GIVEN PROBLEM ::
From the entries that follow, list every line in which the string "patient" appears.
* start SUPPLIED ENTRIES *
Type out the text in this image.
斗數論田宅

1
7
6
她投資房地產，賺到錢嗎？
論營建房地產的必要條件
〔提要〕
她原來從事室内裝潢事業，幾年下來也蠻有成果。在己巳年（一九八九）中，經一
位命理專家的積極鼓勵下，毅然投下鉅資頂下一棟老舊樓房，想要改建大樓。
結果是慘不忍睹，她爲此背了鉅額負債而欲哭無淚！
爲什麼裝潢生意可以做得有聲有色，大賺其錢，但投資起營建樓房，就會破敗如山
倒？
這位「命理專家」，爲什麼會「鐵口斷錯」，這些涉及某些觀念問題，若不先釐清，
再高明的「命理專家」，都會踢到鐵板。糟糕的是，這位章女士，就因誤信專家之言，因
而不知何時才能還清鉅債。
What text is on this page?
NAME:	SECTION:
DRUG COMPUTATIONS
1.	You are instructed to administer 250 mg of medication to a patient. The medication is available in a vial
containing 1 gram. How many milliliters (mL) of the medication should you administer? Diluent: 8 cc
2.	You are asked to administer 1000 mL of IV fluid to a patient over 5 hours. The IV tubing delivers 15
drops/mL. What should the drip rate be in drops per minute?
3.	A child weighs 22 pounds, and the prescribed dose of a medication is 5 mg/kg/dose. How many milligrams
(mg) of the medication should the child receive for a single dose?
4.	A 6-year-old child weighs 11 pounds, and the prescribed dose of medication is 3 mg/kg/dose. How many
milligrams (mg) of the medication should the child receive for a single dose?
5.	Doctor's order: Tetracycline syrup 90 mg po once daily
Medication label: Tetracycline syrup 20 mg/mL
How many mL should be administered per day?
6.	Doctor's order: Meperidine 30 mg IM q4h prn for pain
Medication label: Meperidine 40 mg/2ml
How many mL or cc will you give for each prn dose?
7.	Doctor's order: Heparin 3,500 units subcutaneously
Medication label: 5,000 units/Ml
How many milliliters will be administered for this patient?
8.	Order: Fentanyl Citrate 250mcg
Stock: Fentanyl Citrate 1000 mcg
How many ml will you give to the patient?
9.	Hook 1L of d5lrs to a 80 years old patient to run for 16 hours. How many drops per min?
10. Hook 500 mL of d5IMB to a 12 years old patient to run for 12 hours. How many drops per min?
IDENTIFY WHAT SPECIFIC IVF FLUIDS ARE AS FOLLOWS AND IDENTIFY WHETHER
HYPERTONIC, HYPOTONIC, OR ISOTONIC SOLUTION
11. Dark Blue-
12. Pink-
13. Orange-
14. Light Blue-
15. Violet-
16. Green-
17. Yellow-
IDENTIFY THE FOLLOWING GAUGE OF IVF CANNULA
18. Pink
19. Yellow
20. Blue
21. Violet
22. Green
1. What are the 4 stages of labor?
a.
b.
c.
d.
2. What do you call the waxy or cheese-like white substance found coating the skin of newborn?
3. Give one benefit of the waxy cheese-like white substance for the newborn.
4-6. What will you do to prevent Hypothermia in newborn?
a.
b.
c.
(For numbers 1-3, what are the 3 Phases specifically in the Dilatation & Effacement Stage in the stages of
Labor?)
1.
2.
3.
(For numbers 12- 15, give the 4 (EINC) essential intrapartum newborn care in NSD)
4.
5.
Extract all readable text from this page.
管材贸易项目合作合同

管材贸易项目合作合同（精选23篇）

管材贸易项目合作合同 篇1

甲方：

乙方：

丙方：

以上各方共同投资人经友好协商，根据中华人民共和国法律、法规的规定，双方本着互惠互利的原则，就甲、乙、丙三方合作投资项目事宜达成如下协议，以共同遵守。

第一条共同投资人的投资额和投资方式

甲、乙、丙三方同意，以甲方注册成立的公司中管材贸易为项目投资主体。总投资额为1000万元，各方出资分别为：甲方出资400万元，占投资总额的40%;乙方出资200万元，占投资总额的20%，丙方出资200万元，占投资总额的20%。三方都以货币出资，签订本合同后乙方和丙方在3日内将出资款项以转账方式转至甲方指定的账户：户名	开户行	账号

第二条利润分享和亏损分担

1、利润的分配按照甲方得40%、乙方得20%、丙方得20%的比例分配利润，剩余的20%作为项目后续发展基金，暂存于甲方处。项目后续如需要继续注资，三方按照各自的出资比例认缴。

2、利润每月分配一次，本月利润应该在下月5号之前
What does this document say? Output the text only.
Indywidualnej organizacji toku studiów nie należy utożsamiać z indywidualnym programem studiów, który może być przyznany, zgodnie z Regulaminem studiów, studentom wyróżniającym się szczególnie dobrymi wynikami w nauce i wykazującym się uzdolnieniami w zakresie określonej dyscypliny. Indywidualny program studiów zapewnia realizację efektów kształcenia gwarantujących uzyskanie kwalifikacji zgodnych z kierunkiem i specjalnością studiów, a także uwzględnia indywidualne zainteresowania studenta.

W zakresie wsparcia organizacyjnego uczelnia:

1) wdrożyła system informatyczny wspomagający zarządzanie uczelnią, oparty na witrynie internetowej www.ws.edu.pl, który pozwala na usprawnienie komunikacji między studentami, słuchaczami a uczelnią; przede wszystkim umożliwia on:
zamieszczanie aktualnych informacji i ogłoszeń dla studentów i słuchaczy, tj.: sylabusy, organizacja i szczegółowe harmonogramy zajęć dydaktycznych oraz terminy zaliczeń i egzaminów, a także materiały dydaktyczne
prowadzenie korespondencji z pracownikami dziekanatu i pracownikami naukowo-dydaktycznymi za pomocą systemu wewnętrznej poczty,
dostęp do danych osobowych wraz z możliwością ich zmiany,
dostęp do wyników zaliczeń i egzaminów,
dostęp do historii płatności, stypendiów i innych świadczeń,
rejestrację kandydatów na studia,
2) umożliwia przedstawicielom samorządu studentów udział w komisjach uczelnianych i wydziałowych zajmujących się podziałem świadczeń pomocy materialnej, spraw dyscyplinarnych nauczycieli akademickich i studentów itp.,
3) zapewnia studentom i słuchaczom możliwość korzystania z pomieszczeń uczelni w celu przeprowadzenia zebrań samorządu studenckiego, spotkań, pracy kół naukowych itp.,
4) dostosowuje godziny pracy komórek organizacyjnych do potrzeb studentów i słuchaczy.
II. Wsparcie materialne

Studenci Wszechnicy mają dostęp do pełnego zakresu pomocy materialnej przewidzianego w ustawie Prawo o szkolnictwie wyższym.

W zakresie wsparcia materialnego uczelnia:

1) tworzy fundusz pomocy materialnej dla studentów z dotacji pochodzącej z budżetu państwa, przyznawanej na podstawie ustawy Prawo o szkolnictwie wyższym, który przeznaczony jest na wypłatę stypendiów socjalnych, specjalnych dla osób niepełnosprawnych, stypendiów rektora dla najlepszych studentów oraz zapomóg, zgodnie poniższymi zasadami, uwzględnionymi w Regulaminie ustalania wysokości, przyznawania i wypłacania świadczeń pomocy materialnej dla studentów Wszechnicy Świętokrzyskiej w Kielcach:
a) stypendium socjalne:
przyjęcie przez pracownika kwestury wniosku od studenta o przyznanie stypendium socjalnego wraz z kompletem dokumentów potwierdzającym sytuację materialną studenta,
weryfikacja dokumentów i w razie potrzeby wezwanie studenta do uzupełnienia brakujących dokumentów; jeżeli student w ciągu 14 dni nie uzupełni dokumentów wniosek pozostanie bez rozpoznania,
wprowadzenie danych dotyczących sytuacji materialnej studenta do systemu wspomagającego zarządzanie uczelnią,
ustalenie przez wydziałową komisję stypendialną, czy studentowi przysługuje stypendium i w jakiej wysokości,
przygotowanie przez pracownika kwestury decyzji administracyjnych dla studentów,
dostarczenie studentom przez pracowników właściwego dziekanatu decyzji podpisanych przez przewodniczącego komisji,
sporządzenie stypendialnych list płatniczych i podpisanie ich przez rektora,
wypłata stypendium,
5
* end SUPPLIED ENTRIES *
FINAL RESULT ::
1.	You are instructed to administer 250 mg of medication to a patient. The medication is available in a vial
2.	You are asked to administer 1000 mL of IV fluid to a patient over 5 hours. The IV tubing delivers 15
How many milliliters will be administered for this patient?
How many ml will you give to the patient?
9.	Hook 1L of d5lrs to a 80 years old patient to run for 16 hours. How many drops per min?
10. Hook 500 mL of d5IMB to a 12 years old patient to run for 12 hours. How many drops per min?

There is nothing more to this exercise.